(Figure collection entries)
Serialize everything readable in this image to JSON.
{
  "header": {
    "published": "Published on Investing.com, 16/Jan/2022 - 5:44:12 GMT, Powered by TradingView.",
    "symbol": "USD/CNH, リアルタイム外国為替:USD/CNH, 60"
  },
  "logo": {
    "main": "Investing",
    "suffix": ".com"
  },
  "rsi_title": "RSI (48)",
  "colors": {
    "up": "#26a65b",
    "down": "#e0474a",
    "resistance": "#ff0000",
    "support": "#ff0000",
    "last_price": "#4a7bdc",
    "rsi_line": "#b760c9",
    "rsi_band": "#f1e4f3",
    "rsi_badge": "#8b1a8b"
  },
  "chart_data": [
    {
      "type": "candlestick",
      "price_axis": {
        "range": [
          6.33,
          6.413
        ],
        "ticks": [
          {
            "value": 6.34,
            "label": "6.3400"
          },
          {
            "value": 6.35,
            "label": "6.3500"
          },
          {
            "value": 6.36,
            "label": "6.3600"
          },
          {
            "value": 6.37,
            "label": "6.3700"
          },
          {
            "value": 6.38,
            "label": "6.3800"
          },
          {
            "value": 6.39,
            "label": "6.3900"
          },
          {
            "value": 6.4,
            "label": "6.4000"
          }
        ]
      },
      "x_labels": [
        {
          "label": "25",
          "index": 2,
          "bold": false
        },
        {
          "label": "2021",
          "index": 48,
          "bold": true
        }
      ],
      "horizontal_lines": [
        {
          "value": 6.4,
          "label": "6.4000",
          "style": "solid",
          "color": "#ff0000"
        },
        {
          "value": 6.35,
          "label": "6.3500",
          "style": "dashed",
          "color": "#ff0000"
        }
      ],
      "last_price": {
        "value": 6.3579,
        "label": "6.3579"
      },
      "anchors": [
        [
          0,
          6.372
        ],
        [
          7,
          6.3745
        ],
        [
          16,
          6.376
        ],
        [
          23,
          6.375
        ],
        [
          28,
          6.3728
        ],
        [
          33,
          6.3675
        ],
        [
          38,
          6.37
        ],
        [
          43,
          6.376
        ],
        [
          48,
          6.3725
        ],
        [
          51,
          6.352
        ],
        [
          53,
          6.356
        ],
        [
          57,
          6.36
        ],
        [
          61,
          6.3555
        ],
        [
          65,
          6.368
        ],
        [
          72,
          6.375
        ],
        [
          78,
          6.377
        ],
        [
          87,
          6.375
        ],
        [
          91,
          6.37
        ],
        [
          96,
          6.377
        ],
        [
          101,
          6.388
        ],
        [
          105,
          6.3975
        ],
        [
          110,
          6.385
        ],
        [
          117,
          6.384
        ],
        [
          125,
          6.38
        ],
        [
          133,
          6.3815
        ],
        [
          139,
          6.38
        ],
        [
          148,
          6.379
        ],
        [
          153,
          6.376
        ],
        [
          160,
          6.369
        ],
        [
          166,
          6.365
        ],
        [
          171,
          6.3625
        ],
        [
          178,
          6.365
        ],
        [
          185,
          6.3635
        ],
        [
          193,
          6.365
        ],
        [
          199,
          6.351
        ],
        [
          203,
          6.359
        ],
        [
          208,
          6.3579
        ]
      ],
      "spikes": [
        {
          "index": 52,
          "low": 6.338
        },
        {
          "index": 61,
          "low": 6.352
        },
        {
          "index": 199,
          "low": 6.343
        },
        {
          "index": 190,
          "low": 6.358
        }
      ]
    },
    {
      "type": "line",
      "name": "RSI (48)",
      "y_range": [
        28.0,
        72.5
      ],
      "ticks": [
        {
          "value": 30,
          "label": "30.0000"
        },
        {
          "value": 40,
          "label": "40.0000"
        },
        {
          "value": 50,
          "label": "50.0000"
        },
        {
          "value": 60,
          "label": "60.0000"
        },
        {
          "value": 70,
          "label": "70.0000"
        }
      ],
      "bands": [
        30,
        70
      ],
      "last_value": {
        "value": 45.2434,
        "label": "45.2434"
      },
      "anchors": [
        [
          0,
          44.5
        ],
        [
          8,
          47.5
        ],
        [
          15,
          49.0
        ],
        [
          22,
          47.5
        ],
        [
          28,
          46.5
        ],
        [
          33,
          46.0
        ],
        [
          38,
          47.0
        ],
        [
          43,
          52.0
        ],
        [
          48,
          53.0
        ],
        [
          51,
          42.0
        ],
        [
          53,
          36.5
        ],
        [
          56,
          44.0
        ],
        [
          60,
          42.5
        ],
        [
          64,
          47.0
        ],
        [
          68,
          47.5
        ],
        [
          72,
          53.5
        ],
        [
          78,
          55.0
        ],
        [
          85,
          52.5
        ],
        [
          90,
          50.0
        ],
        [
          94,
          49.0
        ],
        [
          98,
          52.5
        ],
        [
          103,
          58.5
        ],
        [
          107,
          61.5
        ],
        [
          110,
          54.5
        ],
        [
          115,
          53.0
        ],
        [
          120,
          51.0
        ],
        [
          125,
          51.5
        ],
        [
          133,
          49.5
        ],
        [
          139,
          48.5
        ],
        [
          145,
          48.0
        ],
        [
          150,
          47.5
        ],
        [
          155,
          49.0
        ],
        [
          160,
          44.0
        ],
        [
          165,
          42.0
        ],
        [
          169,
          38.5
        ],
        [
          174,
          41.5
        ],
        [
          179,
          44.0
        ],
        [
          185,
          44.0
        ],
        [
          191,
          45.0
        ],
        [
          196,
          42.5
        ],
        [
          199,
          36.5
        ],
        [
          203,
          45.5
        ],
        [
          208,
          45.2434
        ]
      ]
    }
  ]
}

## Challenge
Scan the records above and report how many lines include the word "index", without any other text.

## Expected answer
6